## Directive
In the copy, keep every record exact and leave out all images.

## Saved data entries
========================

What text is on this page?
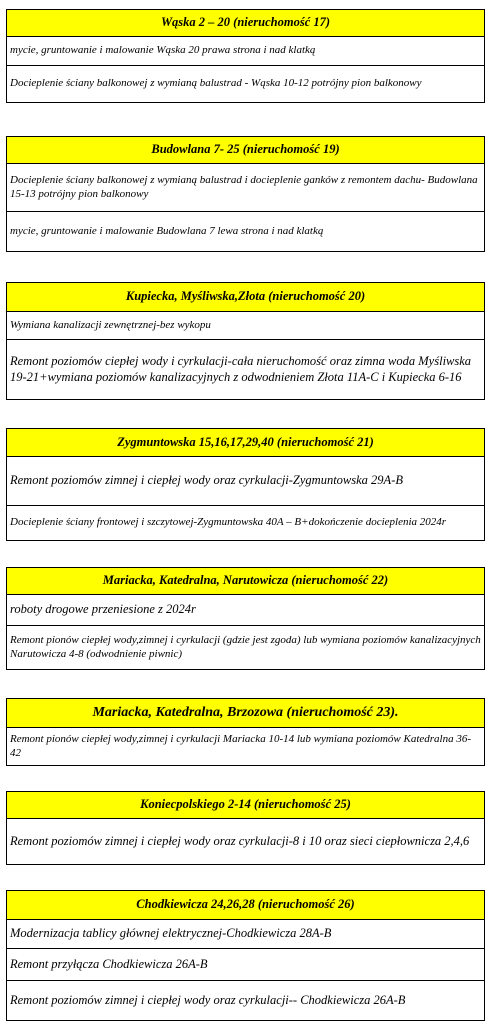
Wąska 2 – 20 (nieruchomość 17)
mycie, gruntowanie i malowanie Wąska 20 prawa strona i nad klatką
Docieplenie ściany balkonowej z wymianą balustrad - Wąska 10-12 potrójny pion balkonowy
Budowlana 7- 25 (nieruchomość 19)
Docieplenie ściany balkonowej z wymianą balustrad i docieplenie ganków z remontem dachu- Budowlana 15-13 potrójny pion balkonowy
mycie, gruntowanie i malowanie Budowlana 7 lewa strona i nad klatką
Kupiecka, Myśliwska,Złota (nieruchomość 20)
Wymiana kanalizacji zewnętrznej-bez wykopu
Remont poziomów ciepłej wody i cyrkulacji-cała nieruchomość oraz zimna woda Myśliwska 19-21+wymiana poziomów kanalizacyjnych z odwodnieniem Złota 11A-C i Kupiecka 6-16
Zygmuntowska 15,16,17,29,40 (nieruchomość 21)
Remont poziomów zimnej i ciepłej wody oraz cyrkulacji-Zygmuntowska 29A-B
Docieplenie ściany frontowej i szczytowej-Zygmuntowska 40A – B+dokończenie docieplenia 2024r
Mariacka, Katedralna, Narutowicza (nieruchomość 22)
roboty drogowe przeniesione z 2024r
Remont pionów ciepłej wody,zimnej i cyrkulacji (gdzie jest zgoda) lub wymiana poziomów kanalizacyjnych Narutowicza 4-8 (odwodnienie piwnic)
Mariacka, Katedralna, Brzozowa (nieruchomość 23).
Remont pionów ciepłej wody,zimnej i cyrkulacji Mariacka 10-14 lub wymiana poziomów Katedralna 36-42
Koniecpolskiego 2-14 (nieruchomość 25)
Remont poziomów zimnej i ciepłej wody oraz cyrkulacji-8 i 10 oraz sieci ciepłownicza 2,4,6
Chodkiewicza 24,26,28 (nieruchomość 26)
Modernizacja tablicy głównej elektrycznej-Chodkiewicza 28A-B
Remont przyłącza Chodkiewicza 26A-B
Remont poziomów zimnej i ciepłej wody oraz cyrkulacji-- Chodkiewicza 26A-B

========================

## Response to the exercise
What text is on this page?
Wąska 2 – 20 (nieruchomość 17)
mycie, gruntowanie i malowanie Wąska 20 prawa strona i nad klatką
Docieplenie ściany balkonowej z wymianą balustrad - Wąska 10-12 potrójny pion balkonowy
Budowlana 7- 25 (nieruchomość 19)
Docieplenie ściany balkonowej z wymianą balustrad i docieplenie ganków z remontem dachu- Budowlana 15-13 potrójny pion balkonowy
mycie, gruntowanie i malowanie Budowlana 7 lewa strona i nad klatką
Kupiecka, Myśliwska,Złota (nieruchomość 20)
Wymiana kanalizacji zewnętrznej-bez wykopu
Remont poziomów ciepłej wody i cyrkulacji-cała nieruchomość oraz zimna woda Myśliwska 19-21+wymiana poziomów kanalizacyjnych z odwodnieniem Złota 11A-C i Kupiecka 6-16
Zygmuntowska 15,16,17,29,40 (nieruchomość 21)
Remont poziomów zimnej i ciepłej wody oraz cyrkulacji-Zygmuntowska 29A-B
Docieplenie ściany frontowej i szczytowej-Zygmuntowska 40A – B+dokończenie docieplenia 2024r
Mariacka, Katedralna, Narutowicza (nieruchomość 22)
roboty drogowe przeniesione z 2024r
Remont pionów ciepłej wody,zimnej i cyrkulacji (gdzie jest zgoda) lub wymiana poziomów kanalizacyjnych Narutowicza 4-8 (odwodnienie piwnic)
Mariacka, Katedralna, Brzozowa (nieruchomość 23).
Remont pionów ciepłej wody,zimnej i cyrkulacji Mariacka 10-14 lub wymiana poziomów Katedralna 36-42
Koniecpolskiego 2-14 (nieruchomość 25)
Remont poziomów zimnej i ciepłej wody oraz cyrkulacji-8 i 10 oraz sieci ciepłownicza 2,4,6
Chodkiewicza 24,26,28 (nieruchomość 26)
Modernizacja tablicy głównej elektrycznej-Chodkiewicza 28A-B
Remont przyłącza Chodkiewicza 26A-B
Remont poziomów zimnej i ciepłej wody oraz cyrkulacji-- Chodkiewicza 26A-B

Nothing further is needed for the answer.